*Written exercise:* Make a verbatim copy of the entries below; pictures stay out.

*Data shown:*
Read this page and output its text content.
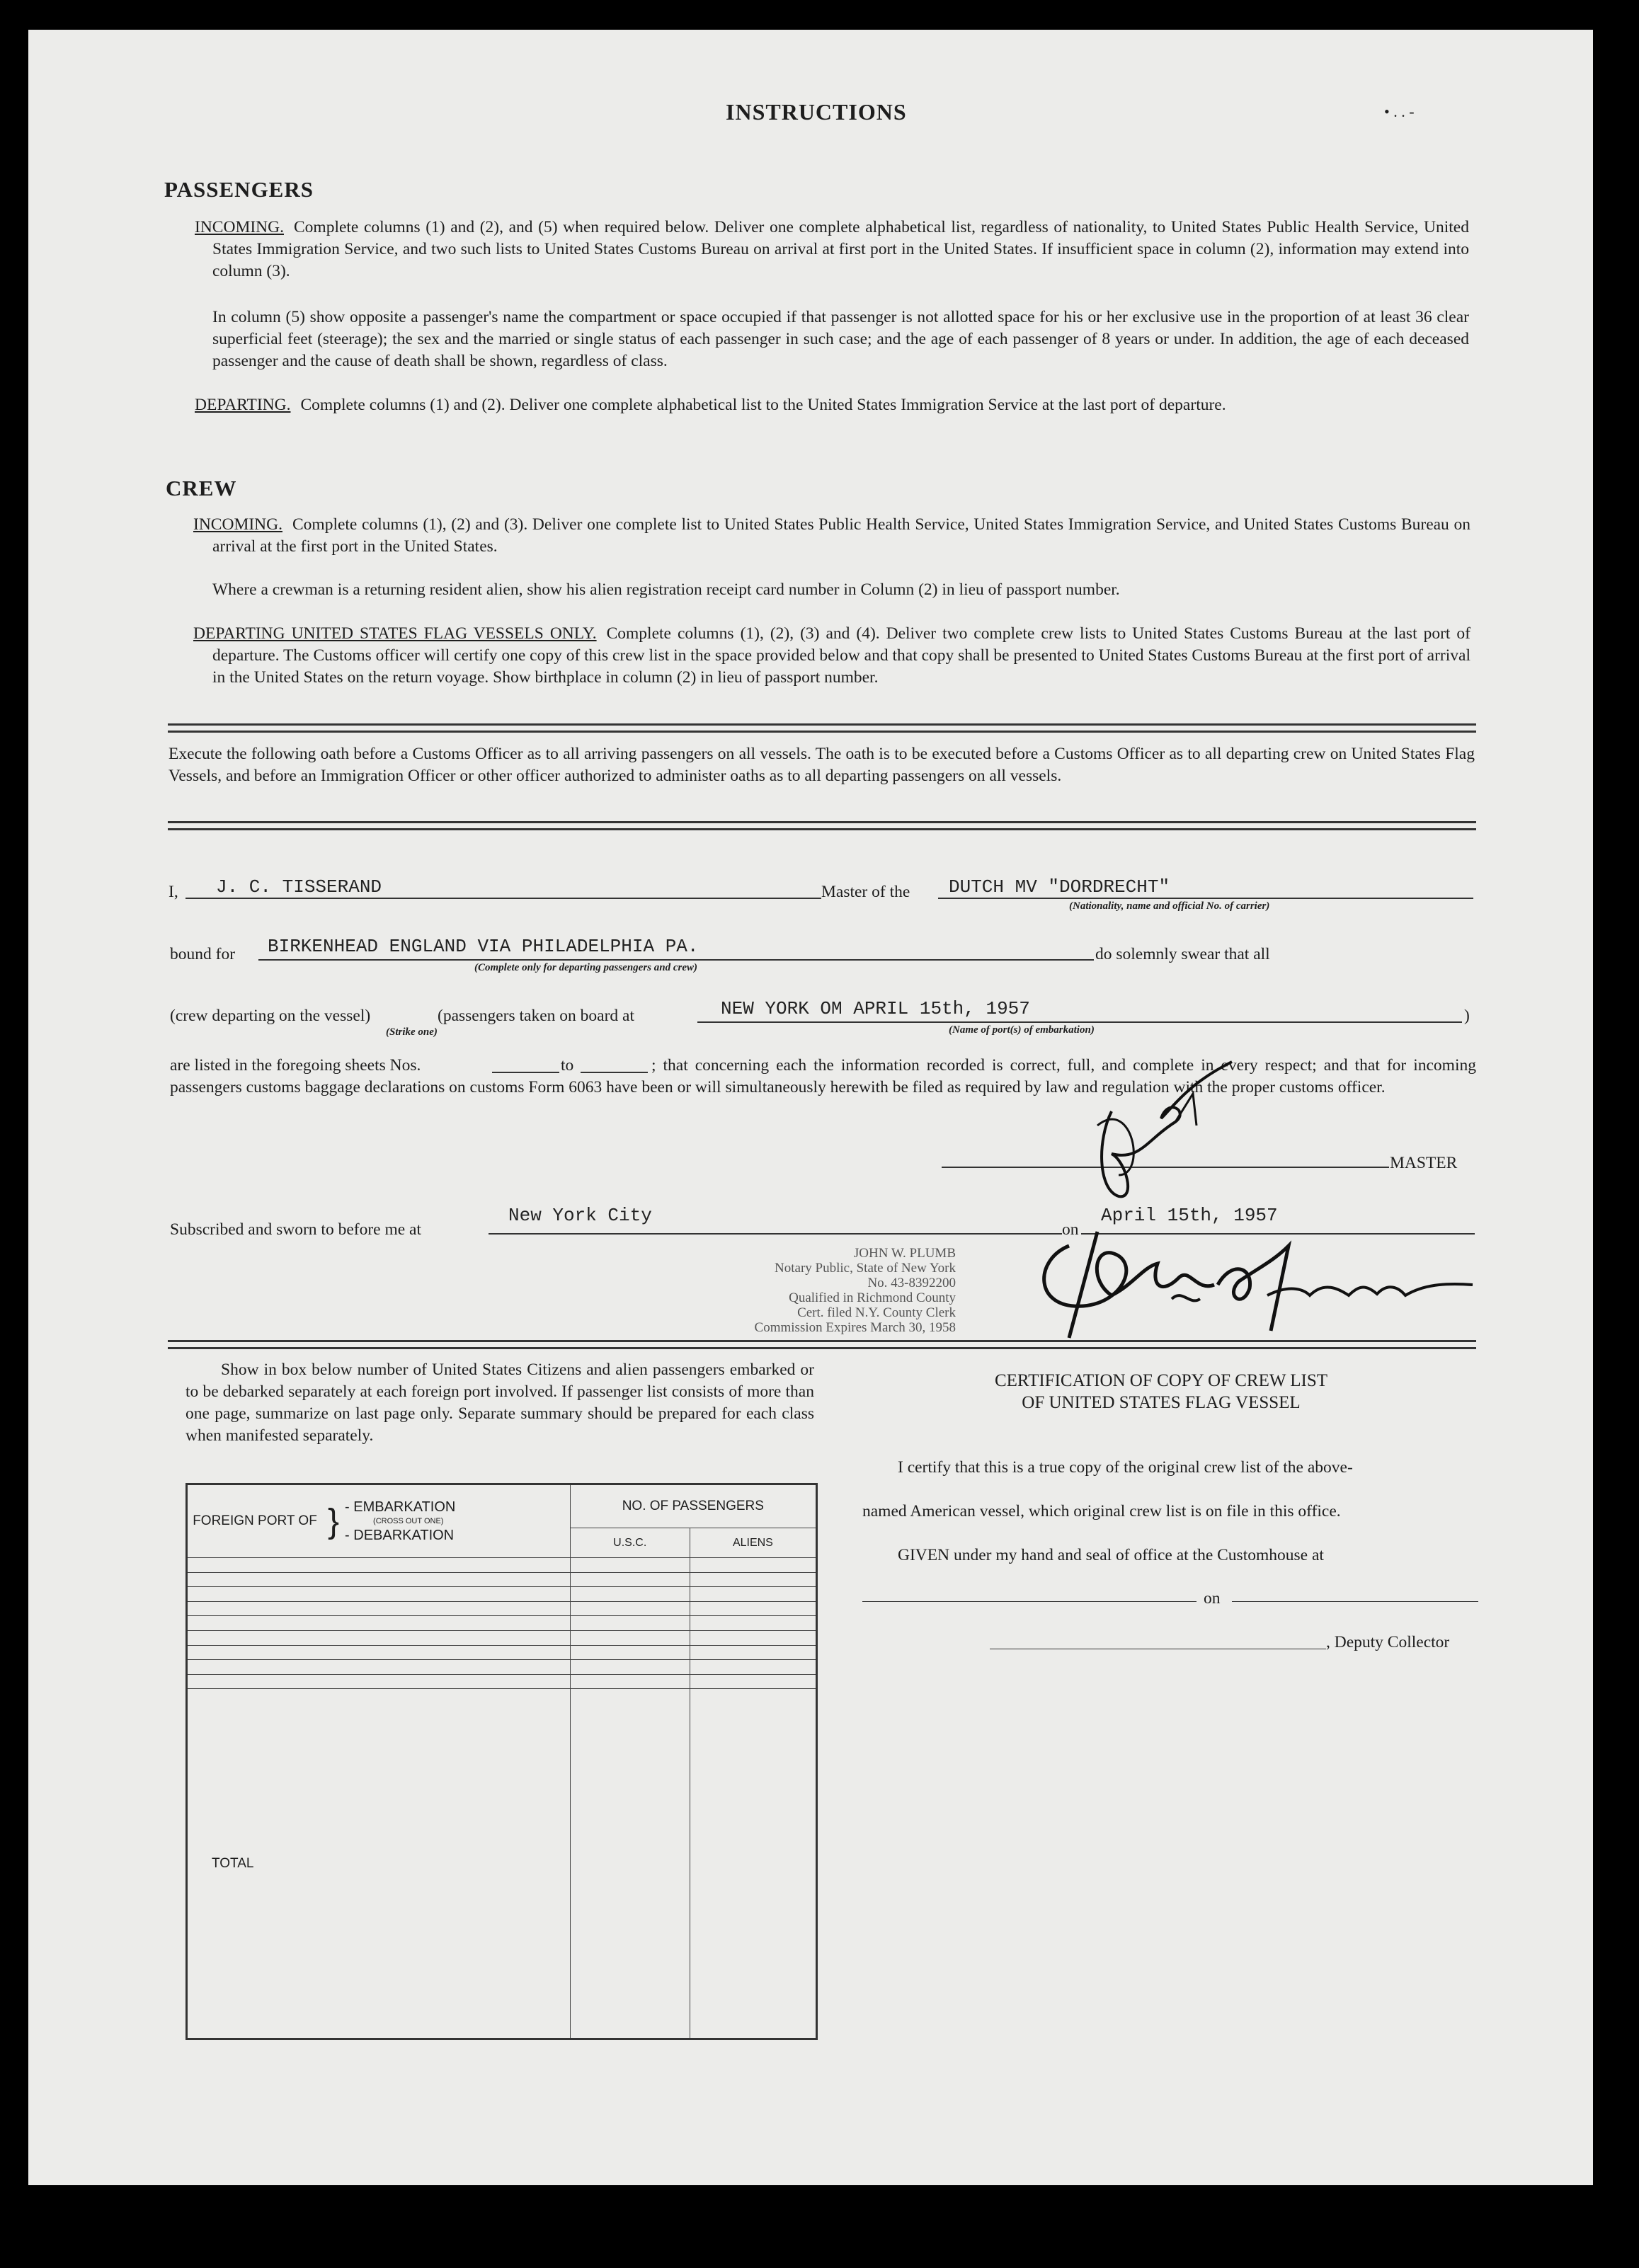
INSTRUCTIONS	• . . -
PASSENGERS
INCOMING. Complete columns (1) and (2), and (5) when required below. Deliver one complete alphabetical list, regardless of nationality, to United States Public Health Service, United States Immigration Service, and two such lists to United States Customs Bureau on arrival at first port in the United States. If insufficient space in column (2), information may extend into column (3).
In column (5) show opposite a passenger's name the compartment or space occupied if that passenger is not allotted space for his or her exclusive use in the proportion of at least 36 clear superficial feet (steerage); the sex and the married or single status of each passenger in such case; and the age of each passenger of 8 years or under. In addition, the age of each deceased passenger and the cause of death shall be shown, regardless of class.
DEPARTING. Complete columns (1) and (2). Deliver one complete alphabetical list to the United States Immigration Service at the last port of departure.
CREW
INCOMING. Complete columns (1), (2) and (3). Deliver one complete list to United States Public Health Service, United States Immigration Service, and United States Customs Bureau on arrival at the first port in the United States.
Where a crewman is a returning resident alien, show his alien registration receipt card number in Column (2) in lieu of passport number.
DEPARTING UNITED STATES FLAG VESSELS ONLY. Complete columns (1), (2), (3) and (4). Deliver two complete crew lists to United States Customs Bureau at the last port of departure. The Customs officer will certify one copy of this crew list in the space provided below and that copy shall be presented to United States Customs Bureau at the first port of arrival in the United States on the return voyage. Show birthplace in column (2) in lieu of passport number.
Execute the following oath before a Customs Officer as to all arriving passengers on all vessels. The oath is to be executed before a Customs Officer as to all departing crew on United States Flag Vessels, and before an Immigration Officer or other officer authorized to administer oaths as to all departing passengers on all vessels.
I, J. C. TISSERAND	Master of the DUTCH MV "DORDRECHT"
(Nationality, name and official No. of carrier)
bound for BIRKENHEAD ENGLAND VIA PHILADELPHIA PA.
(Complete only for departing passengers and crew)
do solemnly swear that all
(crew departing on the vessel)
(Strike one)
(passengers taken on board at	NEW YORK OM APRIL 15th, 1957
(Name of port(s) of embarkation)
)
are listed in the foregoing sheets Nos.	to	; that concerning each the information recorded is correct, full, and complete in every respect; and that for incoming passengers customs baggage declarations on customs Form 6063 have been or will simultaneously herewith be filed as required by law and regulation with the proper customs officer.
MASTER
Subscribed and sworn to before me at
New York City
on
April 15th, 1957
JOHN W. PLUMB
Notary Public, State of New York
No. 43-8392200
Qualified in Richmond County
Cert. filed N.Y. County Clerk
Commission Expires March 30, 1958
Show in box below number of United States Citizens and alien passengers embarked or to be debarked separately at each foreign port involved. If passenger list consists of more than one page, summarize on last page only. Separate summary should be prepared for each class when manifested separately.
FOREIGN PORT OF } - EMBARKATION
(CROSS OUT ONE)
- DEBARKATION	NO. OF PASSENGERS	
	U.S.C.	ALIENS

TOTAL		
CERTIFICATION OF COPY OF CREW LIST
OF UNITED STATES FLAG VESSEL
I certify that this is a true copy of the original crew list of the above-
named American vessel, which original crew list is on file in this office.
GIVEN under my hand and seal of office at the Customhouse at
on
, Deputy Collector
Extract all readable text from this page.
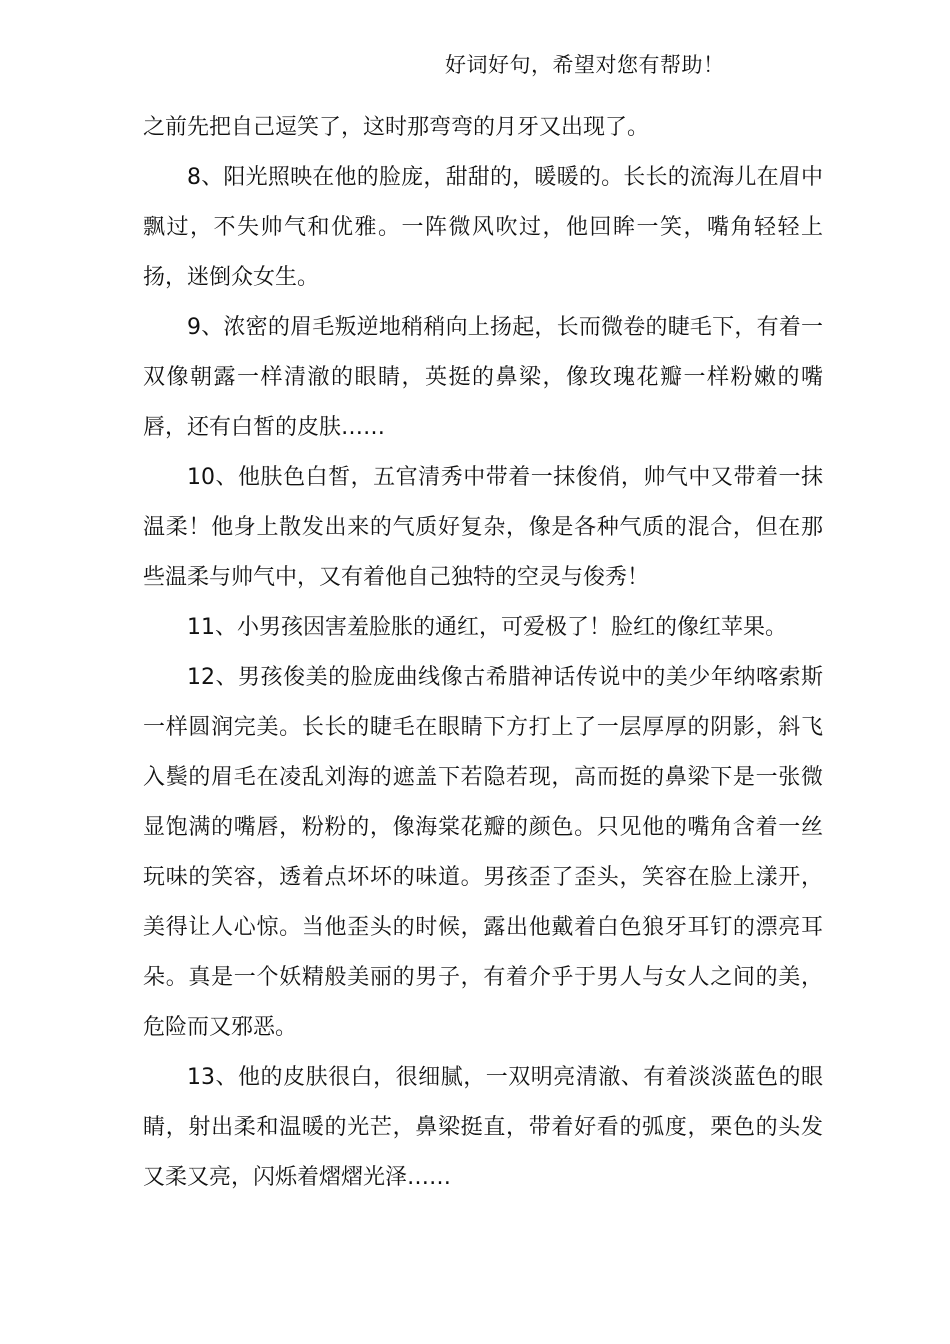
好词好句，希望对您有帮助！

之前先把自己逗笑了，这时那弯弯的月牙又出现了。

8、阳光照映在他的脸庞，甜甜的，暖暖的。长长的流海儿在眉中飘过，不失帅气和优雅。一阵微风吹过，他回眸一笑，嘴角轻轻上扬，迷倒众女生。

9、浓密的眉毛叛逆地稍稍向上扬起，长而微卷的睫毛下，有着一双像朝露一样清澈的眼睛，英挺的鼻梁，像玫瑰花瓣一样粉嫩的嘴唇，还有白皙的皮肤……

10、他肤色白皙，五官清秀中带着一抹俊俏，帅气中又带着一抹温柔！他身上散发出来的气质好复杂，像是各种气质的混合，但在那些温柔与帅气中，又有着他自己独特的空灵与俊秀！

11、小男孩因害羞脸胀的通红，可爱极了！脸红的像红苹果。

12、男孩俊美的脸庞曲线像古希腊神话传说中的美少年纳喀索斯一样圆润完美。长长的睫毛在眼睛下方打上了一层厚厚的阴影，斜飞入鬓的眉毛在凌乱刘海的遮盖下若隐若现，高而挺的鼻梁下是一张微显饱满的嘴唇，粉粉的，像海棠花瓣的颜色。只见他的嘴角含着一丝玩味的笑容，透着点坏坏的味道。男孩歪了歪头，笑容在脸上漾开，美得让人心惊。当他歪头的时候，露出他戴着白色狼牙耳钉的漂亮耳朵。真是一个妖精般美丽的男子，有着介乎于男人与女人之间的美，危险而又邪恶。

13、他的皮肤很白，很细腻，一双明亮清澈、有着淡淡蓝色的眼睛，射出柔和温暖的光芒，鼻梁挺直，带着好看的弧度，栗色的头发又柔又亮，闪烁着熠熠光泽……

*Result for this task:*
Read this page and output its text content.
INSTRUCTIONS	• . . -
PASSENGERS
INCOMING. Complete columns (1) and (2), and (5) when required below. Deliver one complete alphabetical list, regardless of nationality, to United States Public Health Service, United States Immigration Service, and two such lists to United States Customs Bureau on arrival at first port in the United States. If insufficient space in column (2), information may extend into column (3).
In column (5) show opposite a passenger's name the compartment or space occupied if that passenger is not allotted space for his or her exclusive use in the proportion of at least 36 clear superficial feet (steerage); the sex and the married or single status of each passenger in such case; and the age of each passenger of 8 years or under. In addition, the age of each deceased passenger and the cause of death shall be shown, regardless of class.
DEPARTING. Complete columns (1) and (2). Deliver one complete alphabetical list to the United States Immigration Service at the last port of departure.
CREW
INCOMING. Complete columns (1), (2) and (3). Deliver one complete list to United States Public Health Service, United States Immigration Service, and United States Customs Bureau on arrival at the first port in the United States.
Where a crewman is a returning resident alien, show his alien registration receipt card number in Column (2) in lieu of passport number.
DEPARTING UNITED STATES FLAG VESSELS ONLY. Complete columns (1), (2), (3) and (4). Deliver two complete crew lists to United States Customs Bureau at the last port of departure. The Customs officer will certify one copy of this crew list in the space provided below and that copy shall be presented to United States Customs Bureau at the first port of arrival in the United States on the return voyage. Show birthplace in column (2) in lieu of passport number.
Execute the following oath before a Customs Officer as to all arriving passengers on all vessels. The oath is to be executed before a Customs Officer as to all departing crew on United States Flag Vessels, and before an Immigration Officer or other officer authorized to administer oaths as to all departing passengers on all vessels.
I, J. C. TISSERAND	Master of the DUTCH MV "DORDRECHT"
(Nationality, name and official No. of carrier)
bound for BIRKENHEAD ENGLAND VIA PHILADELPHIA PA.
(Complete only for departing passengers and crew)
do solemnly swear that all
(crew departing on the vessel)
(Strike one)
(passengers taken on board at	NEW YORK OM APRIL 15th, 1957
(Name of port(s) of embarkation)
)
are listed in the foregoing sheets Nos.	to	; that concerning each the information recorded is correct, full, and complete in every respect; and that for incoming passengers customs baggage declarations on customs Form 6063 have been or will simultaneously herewith be filed as required by law and regulation with the proper customs officer.
MASTER
Subscribed and sworn to before me at
New York City
on
April 15th, 1957
JOHN W. PLUMB
Notary Public, State of New York
No. 43-8392200
Qualified in Richmond County
Cert. filed N.Y. County Clerk
Commission Expires March 30, 1958
Show in box below number of United States Citizens and alien passengers embarked or to be debarked separately at each foreign port involved. If passenger list consists of more than one page, summarize on last page only. Separate summary should be prepared for each class when manifested separately.
FOREIGN PORT OF } - EMBARKATION
(CROSS OUT ONE)
- DEBARKATION	NO. OF PASSENGERS	
	U.S.C.	ALIENS

TOTAL		
CERTIFICATION OF COPY OF CREW LIST
OF UNITED STATES FLAG VESSEL
I certify that this is a true copy of the original crew list of the above-
named American vessel, which original crew list is on file in this office.
GIVEN under my hand and seal of office at the Customhouse at
on
, Deputy Collector
Extract all readable text from this page.
好词好句，希望对您有帮助！

之前先把自己逗笑了，这时那弯弯的月牙又出现了。

8、阳光照映在他的脸庞，甜甜的，暖暖的。长长的流海儿在眉中飘过，不失帅气和优雅。一阵微风吹过，他回眸一笑，嘴角轻轻上扬，迷倒众女生。

9、浓密的眉毛叛逆地稍稍向上扬起，长而微卷的睫毛下，有着一双像朝露一样清澈的眼睛，英挺的鼻梁，像玫瑰花瓣一样粉嫩的嘴唇，还有白皙的皮肤……

10、他肤色白皙，五官清秀中带着一抹俊俏，帅气中又带着一抹温柔！他身上散发出来的气质好复杂，像是各种气质的混合，但在那些温柔与帅气中，又有着他自己独特的空灵与俊秀！

11、小男孩因害羞脸胀的通红，可爱极了！脸红的像红苹果。

12、男孩俊美的脸庞曲线像古希腊神话传说中的美少年纳喀索斯一样圆润完美。长长的睫毛在眼睛下方打上了一层厚厚的阴影，斜飞入鬓的眉毛在凌乱刘海的遮盖下若隐若现，高而挺的鼻梁下是一张微显饱满的嘴唇，粉粉的，像海棠花瓣的颜色。只见他的嘴角含着一丝玩味的笑容，透着点坏坏的味道。男孩歪了歪头，笑容在脸上漾开，美得让人心惊。当他歪头的时候，露出他戴着白色狼牙耳钉的漂亮耳朵。真是一个妖精般美丽的男子，有着介乎于男人与女人之间的美，危险而又邪恶。

13、他的皮肤很白，很细腻，一双明亮清澈、有着淡淡蓝色的眼睛，射出柔和温暖的光芒，鼻梁挺直，带着好看的弧度，栗色的头发又柔又亮，闪烁着熠熠光泽……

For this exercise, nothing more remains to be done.